▶ Problem description
The expected result is every entry, retyped character for character.

▶ Material shown
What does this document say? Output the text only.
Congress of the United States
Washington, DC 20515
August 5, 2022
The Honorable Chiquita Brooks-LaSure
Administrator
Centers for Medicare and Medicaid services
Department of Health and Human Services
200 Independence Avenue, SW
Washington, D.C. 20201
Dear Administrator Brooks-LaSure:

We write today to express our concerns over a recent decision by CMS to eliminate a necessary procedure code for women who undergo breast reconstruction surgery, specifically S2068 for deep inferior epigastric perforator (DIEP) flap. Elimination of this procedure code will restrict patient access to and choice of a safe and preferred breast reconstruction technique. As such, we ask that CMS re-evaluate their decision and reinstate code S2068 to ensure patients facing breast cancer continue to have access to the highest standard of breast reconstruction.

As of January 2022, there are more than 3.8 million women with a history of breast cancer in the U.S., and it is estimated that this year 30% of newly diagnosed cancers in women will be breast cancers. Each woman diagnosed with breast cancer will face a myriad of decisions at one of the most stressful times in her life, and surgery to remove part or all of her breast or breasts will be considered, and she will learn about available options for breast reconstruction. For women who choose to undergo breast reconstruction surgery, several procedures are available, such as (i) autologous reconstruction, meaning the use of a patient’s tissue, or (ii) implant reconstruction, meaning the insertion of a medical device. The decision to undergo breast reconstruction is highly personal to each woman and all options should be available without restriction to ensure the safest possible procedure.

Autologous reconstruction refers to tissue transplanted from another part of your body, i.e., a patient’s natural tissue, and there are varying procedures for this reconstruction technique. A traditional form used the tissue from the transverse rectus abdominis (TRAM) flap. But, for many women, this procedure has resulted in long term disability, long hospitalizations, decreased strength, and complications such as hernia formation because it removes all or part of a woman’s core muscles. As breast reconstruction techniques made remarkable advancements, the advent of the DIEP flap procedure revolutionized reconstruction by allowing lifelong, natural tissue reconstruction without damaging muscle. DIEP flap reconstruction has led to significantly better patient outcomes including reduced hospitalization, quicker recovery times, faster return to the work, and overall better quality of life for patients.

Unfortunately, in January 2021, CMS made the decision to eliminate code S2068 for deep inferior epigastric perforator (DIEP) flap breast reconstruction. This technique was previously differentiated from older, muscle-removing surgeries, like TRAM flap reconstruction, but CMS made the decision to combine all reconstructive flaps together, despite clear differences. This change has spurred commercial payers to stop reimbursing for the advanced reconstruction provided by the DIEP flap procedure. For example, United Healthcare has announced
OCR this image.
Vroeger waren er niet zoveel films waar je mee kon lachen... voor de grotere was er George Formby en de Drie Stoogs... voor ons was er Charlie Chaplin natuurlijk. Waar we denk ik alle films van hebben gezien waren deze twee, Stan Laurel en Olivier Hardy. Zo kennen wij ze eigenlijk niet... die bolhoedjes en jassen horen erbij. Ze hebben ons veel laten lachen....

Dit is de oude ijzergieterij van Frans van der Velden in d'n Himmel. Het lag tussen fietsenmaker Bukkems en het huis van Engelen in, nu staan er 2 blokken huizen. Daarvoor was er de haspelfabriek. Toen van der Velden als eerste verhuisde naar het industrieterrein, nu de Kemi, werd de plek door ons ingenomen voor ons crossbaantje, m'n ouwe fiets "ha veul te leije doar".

▶ Response to this exercise
What does this document say? Output the text only.
Congress of the United States
Washington, DC 20515
August 5, 2022
The Honorable Chiquita Brooks-LaSure
Administrator
Centers for Medicare and Medicaid services
Department of Health and Human Services
200 Independence Avenue, SW
Washington, D.C. 20201
Dear Administrator Brooks-LaSure:

We write today to express our concerns over a recent decision by CMS to eliminate a necessary procedure code for women who undergo breast reconstruction surgery, specifically S2068 for deep inferior epigastric perforator (DIEP) flap. Elimination of this procedure code will restrict patient access to and choice of a safe and preferred breast reconstruction technique. As such, we ask that CMS re-evaluate their decision and reinstate code S2068 to ensure patients facing breast cancer continue to have access to the highest standard of breast reconstruction.

As of January 2022, there are more than 3.8 million women with a history of breast cancer in the U.S., and it is estimated that this year 30% of newly diagnosed cancers in women will be breast cancers. Each woman diagnosed with breast cancer will face a myriad of decisions at one of the most stressful times in her life, and surgery to remove part or all of her breast or breasts will be considered, and she will learn about available options for breast reconstruction. For women who choose to undergo breast reconstruction surgery, several procedures are available, such as (i) autologous reconstruction, meaning the use of a patient’s tissue, or (ii) implant reconstruction, meaning the insertion of a medical device. The decision to undergo breast reconstruction is highly personal to each woman and all options should be available without restriction to ensure the safest possible procedure.

Autologous reconstruction refers to tissue transplanted from another part of your body, i.e., a patient’s natural tissue, and there are varying procedures for this reconstruction technique. A traditional form used the tissue from the transverse rectus abdominis (TRAM) flap. But, for many women, this procedure has resulted in long term disability, long hospitalizations, decreased strength, and complications such as hernia formation because it removes all or part of a woman’s core muscles. As breast reconstruction techniques made remarkable advancements, the advent of the DIEP flap procedure revolutionized reconstruction by allowing lifelong, natural tissue reconstruction without damaging muscle. DIEP flap reconstruction has led to significantly better patient outcomes including reduced hospitalization, quicker recovery times, faster return to the work, and overall better quality of life for patients.

Unfortunately, in January 2021, CMS made the decision to eliminate code S2068 for deep inferior epigastric perforator (DIEP) flap breast reconstruction. This technique was previously differentiated from older, muscle-removing surgeries, like TRAM flap reconstruction, but CMS made the decision to combine all reconstructive flaps together, despite clear differences. This change has spurred commercial payers to stop reimbursing for the advanced reconstruction provided by the DIEP flap procedure. For example, United Healthcare has announced
OCR this image.
Vroeger waren er niet zoveel films waar je mee kon lachen... voor de grotere was er George Formby en de Drie Stoogs... voor ons was er Charlie Chaplin natuurlijk. Waar we denk ik alle films van hebben gezien waren deze twee, Stan Laurel en Olivier Hardy. Zo kennen wij ze eigenlijk niet... die bolhoedjes en jassen horen erbij. Ze hebben ons veel laten lachen....

Dit is de oude ijzergieterij van Frans van der Velden in d'n Himmel. Het lag tussen fietsenmaker Bukkems en het huis van Engelen in, nu staan er 2 blokken huizen. Daarvoor was er de haspelfabriek. Toen van der Velden als eerste verhuisde naar het industrieterrein, nu de Kemi, werd de plek door ons ingenomen voor ons crossbaantje, m'n ouwe fiets "ha veul te leije doar".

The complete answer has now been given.